YOUR INSTRUCTIONS:
In the passage on Wall Street and the oil and gas boom, by what percentage did Barclays estimate that larger drillers outspent their cash flows?

SOURCE EXTRACT:
========================

Wall Street spent years hyping, propagating, and funding the oil and gas drilling boom in the U.S. It handled the bonds and loans issued by often junk-rated companies. It instigated the waves of mergers and acquisitions, profiting every step along the way – advisory fees, bridge loans, syndication of loans, underwriting of bonds, etc.
At the very tippy-top of the market, it pushed in the opposite direction and instigated spinoffs, creating independent publicly-traded companies that didn’t have a chance and cost unsuspecting investors in their shares and junk bonds a barrel of money. It orchestrated a series of similarly misbegotten energy IPOs.
Wall Street made money off the entire spectrum of companies associated directly or indirectly with oil and gas. It was one heck of a party.
The money had to keep flowing. Fracking is a capital intensive treadmill for companies that spend a lot more on drilling and completing wells than they get in cash from their production. Barclays estimated that larger drillers outspent their cash flows by 112% and smaller to midsize companies by a breathtaking 157%. The hole had to be filled with new money, or else the music would stop.
Wall Street hyped these junk bonds, leveraged loans or new shares, and pushed them into the hands of investors that had been bamboozled by the Fed into thinking that it had removed all risks from the equation. Investors closed their eyes and bought these nearly risk-free securities that are now decomposing before their very eyes.
But it didn’t matter to Wall Street because investment banking revenues were soaring, and because private equity firms where attracting a tsunami of money for their energy funds, and they all extracted their fees, and everyone got big bonuses, and to heck with the rest.
The money came from all directions, from too big to fail banks, from local and regional banks, from PE firms, overseas investors, pension funds, hedge funds, mutual funds, and individual investors.
But here are the top 10 banks, according to DealBook, that in 2014 extracted the most investment-banking revenues from the oil and gas sector, or rather from its investors. Bailed-out and still troubled Citi was the king of the hill, obtaining $492 million in IB revenues from the oil and gas sector, representing 11.8% of its total IB revenues. Together, the ten skimmed off $3.52 billion last year.

========================

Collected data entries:
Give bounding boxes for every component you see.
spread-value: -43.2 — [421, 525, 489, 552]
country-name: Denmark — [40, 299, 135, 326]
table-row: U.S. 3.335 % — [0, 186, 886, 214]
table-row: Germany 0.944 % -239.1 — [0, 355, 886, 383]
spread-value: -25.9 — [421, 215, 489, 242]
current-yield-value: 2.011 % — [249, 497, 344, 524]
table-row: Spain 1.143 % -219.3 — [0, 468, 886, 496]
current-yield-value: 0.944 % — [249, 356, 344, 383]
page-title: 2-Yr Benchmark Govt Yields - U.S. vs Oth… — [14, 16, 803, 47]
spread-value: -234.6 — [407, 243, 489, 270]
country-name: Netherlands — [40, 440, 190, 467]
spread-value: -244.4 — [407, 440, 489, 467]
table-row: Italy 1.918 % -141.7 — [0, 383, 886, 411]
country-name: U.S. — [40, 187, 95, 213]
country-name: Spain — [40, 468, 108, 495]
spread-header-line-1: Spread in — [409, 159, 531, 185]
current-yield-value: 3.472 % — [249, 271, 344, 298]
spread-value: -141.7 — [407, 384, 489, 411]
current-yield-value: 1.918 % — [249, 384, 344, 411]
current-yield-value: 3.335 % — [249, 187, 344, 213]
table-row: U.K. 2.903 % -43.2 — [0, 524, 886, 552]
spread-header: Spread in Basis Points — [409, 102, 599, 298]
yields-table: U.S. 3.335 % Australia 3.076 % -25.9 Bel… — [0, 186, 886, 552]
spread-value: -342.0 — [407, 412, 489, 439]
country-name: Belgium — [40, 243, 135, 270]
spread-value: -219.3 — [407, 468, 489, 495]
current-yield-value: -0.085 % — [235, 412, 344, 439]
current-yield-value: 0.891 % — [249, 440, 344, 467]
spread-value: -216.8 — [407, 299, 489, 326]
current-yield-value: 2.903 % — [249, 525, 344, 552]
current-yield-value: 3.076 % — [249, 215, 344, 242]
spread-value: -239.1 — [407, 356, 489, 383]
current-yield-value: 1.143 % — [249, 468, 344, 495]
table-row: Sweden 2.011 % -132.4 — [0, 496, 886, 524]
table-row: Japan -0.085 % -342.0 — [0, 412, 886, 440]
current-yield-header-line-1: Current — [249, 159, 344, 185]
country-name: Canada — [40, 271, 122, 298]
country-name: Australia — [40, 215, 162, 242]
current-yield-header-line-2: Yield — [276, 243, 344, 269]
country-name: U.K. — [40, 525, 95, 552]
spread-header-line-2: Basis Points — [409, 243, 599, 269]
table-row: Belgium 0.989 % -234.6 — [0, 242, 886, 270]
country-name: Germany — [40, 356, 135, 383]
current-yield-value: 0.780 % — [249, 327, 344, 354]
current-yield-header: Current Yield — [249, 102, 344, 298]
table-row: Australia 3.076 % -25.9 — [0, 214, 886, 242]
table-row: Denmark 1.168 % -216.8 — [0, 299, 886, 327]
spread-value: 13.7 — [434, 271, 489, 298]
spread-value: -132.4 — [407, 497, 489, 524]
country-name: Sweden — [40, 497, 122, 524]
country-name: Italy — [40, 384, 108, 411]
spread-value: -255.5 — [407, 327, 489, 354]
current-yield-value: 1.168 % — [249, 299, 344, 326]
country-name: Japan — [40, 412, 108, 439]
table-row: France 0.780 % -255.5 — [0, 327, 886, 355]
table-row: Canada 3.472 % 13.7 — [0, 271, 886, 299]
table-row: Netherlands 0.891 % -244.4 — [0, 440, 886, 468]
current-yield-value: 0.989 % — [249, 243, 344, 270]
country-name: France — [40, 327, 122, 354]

========================

EXPECTED OUTPUT:
112%